Required work: Transcribe all of the material below word for word and leave out its pictures.

Exercise inputs:

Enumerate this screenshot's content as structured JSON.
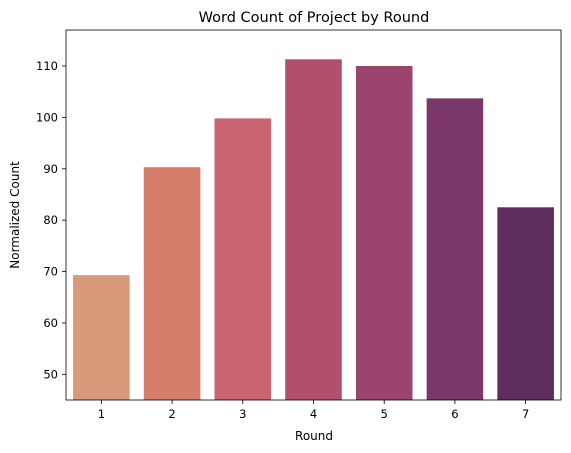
{
  "chart_data": {
    "type": "bar",
    "title": "Word Count of Project by Round",
    "xlabel": "Round",
    "ylabel": "Normalized Count",
    "categories": [
      "1",
      "2",
      "3",
      "4",
      "5",
      "6",
      "7"
    ],
    "values": [
      69.3,
      90.3,
      99.8,
      111.3,
      110.0,
      103.7,
      82.5
    ],
    "ylim": [
      45,
      117
    ],
    "yticks": [
      "50",
      "60",
      "70",
      "80",
      "90",
      "100",
      "110"
    ],
    "colors": [
      "#d99a7c",
      "#d57e6b",
      "#c96470",
      "#b24f6c",
      "#9b456e",
      "#7b3769",
      "#5f2e5e"
    ],
    "grid": false,
    "legend": "none"
  }
}
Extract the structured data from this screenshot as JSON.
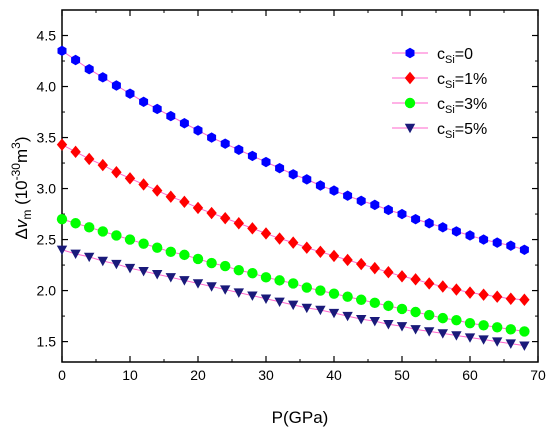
{
  "chart_data": {
    "type": "scatter",
    "title": "",
    "xlabel": "P(GPa)",
    "ylabel": {
      "prefix": "Δ",
      "var": "v",
      "sub": "m",
      "unit_open": " (10",
      "exp": "-30",
      "unit_mid": "m",
      "exp2": "3",
      "unit_close": ")"
    },
    "xlim": [
      0,
      70
    ],
    "ylim": [
      1.3,
      4.75
    ],
    "xticks": [
      "0",
      "10",
      "20",
      "30",
      "40",
      "50",
      "60",
      "70"
    ],
    "yticks": [
      "1.5",
      "2.0",
      "2.5",
      "3.0",
      "3.5",
      "4.0",
      "4.5"
    ],
    "legend_position": "top-right",
    "x": [
      0,
      2,
      4,
      6,
      8,
      10,
      12,
      14,
      16,
      18,
      20,
      22,
      24,
      26,
      28,
      30,
      32,
      34,
      36,
      38,
      40,
      42,
      44,
      46,
      48,
      50,
      52,
      54,
      56,
      58,
      60,
      62,
      64,
      66,
      68
    ],
    "series": [
      {
        "name": {
          "base": "c",
          "sub": "Si",
          "value": "=0"
        },
        "color": "#0000ff",
        "marker": "hexagon",
        "values": [
          4.35,
          4.26,
          4.17,
          4.09,
          4.01,
          3.93,
          3.85,
          3.78,
          3.71,
          3.64,
          3.57,
          3.5,
          3.44,
          3.38,
          3.32,
          3.26,
          3.2,
          3.14,
          3.09,
          3.03,
          2.98,
          2.93,
          2.88,
          2.84,
          2.79,
          2.75,
          2.7,
          2.66,
          2.62,
          2.58,
          2.54,
          2.5,
          2.47,
          2.44,
          2.4
        ]
      },
      {
        "name": {
          "base": "c",
          "sub": "Si",
          "value": "=1%"
        },
        "color": "#ff0000",
        "marker": "diamond",
        "values": [
          3.43,
          3.36,
          3.29,
          3.23,
          3.16,
          3.1,
          3.04,
          2.98,
          2.92,
          2.87,
          2.81,
          2.76,
          2.71,
          2.66,
          2.61,
          2.56,
          2.51,
          2.47,
          2.42,
          2.38,
          2.34,
          2.3,
          2.26,
          2.22,
          2.18,
          2.14,
          2.11,
          2.07,
          2.04,
          2.01,
          1.98,
          1.96,
          1.94,
          1.92,
          1.91
        ]
      },
      {
        "name": {
          "base": "c",
          "sub": "Si",
          "value": "=3%"
        },
        "color": "#00ff00",
        "marker": "circle",
        "values": [
          2.7,
          2.66,
          2.62,
          2.58,
          2.54,
          2.5,
          2.46,
          2.42,
          2.38,
          2.35,
          2.31,
          2.27,
          2.24,
          2.2,
          2.17,
          2.13,
          2.1,
          2.07,
          2.03,
          2.0,
          1.97,
          1.94,
          1.91,
          1.88,
          1.85,
          1.82,
          1.79,
          1.76,
          1.73,
          1.71,
          1.68,
          1.66,
          1.64,
          1.62,
          1.6
        ]
      },
      {
        "name": {
          "base": "c",
          "sub": "Si",
          "value": "=5%"
        },
        "color": "#1a1a7a",
        "marker": "triangle-down",
        "values": [
          2.4,
          2.36,
          2.33,
          2.29,
          2.26,
          2.22,
          2.19,
          2.16,
          2.13,
          2.1,
          2.07,
          2.04,
          2.01,
          1.98,
          1.95,
          1.92,
          1.89,
          1.86,
          1.83,
          1.81,
          1.78,
          1.75,
          1.72,
          1.7,
          1.67,
          1.65,
          1.62,
          1.6,
          1.58,
          1.56,
          1.54,
          1.52,
          1.5,
          1.48,
          1.46
        ]
      }
    ]
  }
}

Answer to the task:
Enumerate this screenshot's content as structured JSON.
{
  "chart_data": {
    "type": "bar",
    "title": "Word Count of Project by Round",
    "xlabel": "Round",
    "ylabel": "Normalized Count",
    "categories": [
      "1",
      "2",
      "3",
      "4",
      "5",
      "6",
      "7"
    ],
    "values": [
      69.3,
      90.3,
      99.8,
      111.3,
      110.0,
      103.7,
      82.5
    ],
    "ylim": [
      45,
      117
    ],
    "yticks": [
      "50",
      "60",
      "70",
      "80",
      "90",
      "100",
      "110"
    ],
    "colors": [
      "#d99a7c",
      "#d57e6b",
      "#c96470",
      "#b24f6c",
      "#9b456e",
      "#7b3769",
      "#5f2e5e"
    ],
    "grid": false,
    "legend": "none"
  }
}
Extract the structured data from this screenshot as JSON.
{
  "chart_data": {
    "type": "scatter",
    "title": "",
    "xlabel": "P(GPa)",
    "ylabel": {
      "prefix": "Δ",
      "var": "v",
      "sub": "m",
      "unit_open": " (10",
      "exp": "-30",
      "unit_mid": "m",
      "exp2": "3",
      "unit_close": ")"
    },
    "xlim": [
      0,
      70
    ],
    "ylim": [
      1.3,
      4.75
    ],
    "xticks": [
      "0",
      "10",
      "20",
      "30",
      "40",
      "50",
      "60",
      "70"
    ],
    "yticks": [
      "1.5",
      "2.0",
      "2.5",
      "3.0",
      "3.5",
      "4.0",
      "4.5"
    ],
    "legend_position": "top-right",
    "x": [
      0,
      2,
      4,
      6,
      8,
      10,
      12,
      14,
      16,
      18,
      20,
      22,
      24,
      26,
      28,
      30,
      32,
      34,
      36,
      38,
      40,
      42,
      44,
      46,
      48,
      50,
      52,
      54,
      56,
      58,
      60,
      62,
      64,
      66,
      68
    ],
    "series": [
      {
        "name": {
          "base": "c",
          "sub": "Si",
          "value": "=0"
        },
        "color": "#0000ff",
        "marker": "hexagon",
        "values": [
          4.35,
          4.26,
          4.17,
          4.09,
          4.01,
          3.93,
          3.85,
          3.78,
          3.71,
          3.64,
          3.57,
          3.5,
          3.44,
          3.38,
          3.32,
          3.26,
          3.2,
          3.14,
          3.09,
          3.03,
          2.98,
          2.93,
          2.88,
          2.84,
          2.79,
          2.75,
          2.7,
          2.66,
          2.62,
          2.58,
          2.54,
          2.5,
          2.47,
          2.44,
          2.4
        ]
      },
      {
        "name": {
          "base": "c",
          "sub": "Si",
          "value": "=1%"
        },
        "color": "#ff0000",
        "marker": "diamond",
        "values": [
          3.43,
          3.36,
          3.29,
          3.23,
          3.16,
          3.1,
          3.04,
          2.98,
          2.92,
          2.87,
          2.81,
          2.76,
          2.71,
          2.66,
          2.61,
          2.56,
          2.51,
          2.47,
          2.42,
          2.38,
          2.34,
          2.3,
          2.26,
          2.22,
          2.18,
          2.14,
          2.11,
          2.07,
          2.04,
          2.01,
          1.98,
          1.96,
          1.94,
          1.92,
          1.91
        ]
      },
      {
        "name": {
          "base": "c",
          "sub": "Si",
          "value": "=3%"
        },
        "color": "#00ff00",
        "marker": "circle",
        "values": [
          2.7,
          2.66,
          2.62,
          2.58,
          2.54,
          2.5,
          2.46,
          2.42,
          2.38,
          2.35,
          2.31,
          2.27,
          2.24,
          2.2,
          2.17,
          2.13,
          2.1,
          2.07,
          2.03,
          2.0,
          1.97,
          1.94,
          1.91,
          1.88,
          1.85,
          1.82,
          1.79,
          1.76,
          1.73,
          1.71,
          1.68,
          1.66,
          1.64,
          1.62,
          1.6
        ]
      },
      {
        "name": {
          "base": "c",
          "sub": "Si",
          "value": "=5%"
        },
        "color": "#1a1a7a",
        "marker": "triangle-down",
        "values": [
          2.4,
          2.36,
          2.33,
          2.29,
          2.26,
          2.22,
          2.19,
          2.16,
          2.13,
          2.1,
          2.07,
          2.04,
          2.01,
          1.98,
          1.95,
          1.92,
          1.89,
          1.86,
          1.83,
          1.81,
          1.78,
          1.75,
          1.72,
          1.7,
          1.67,
          1.65,
          1.62,
          1.6,
          1.58,
          1.56,
          1.54,
          1.52,
          1.5,
          1.48,
          1.46
        ]
      }
    ]
  }
}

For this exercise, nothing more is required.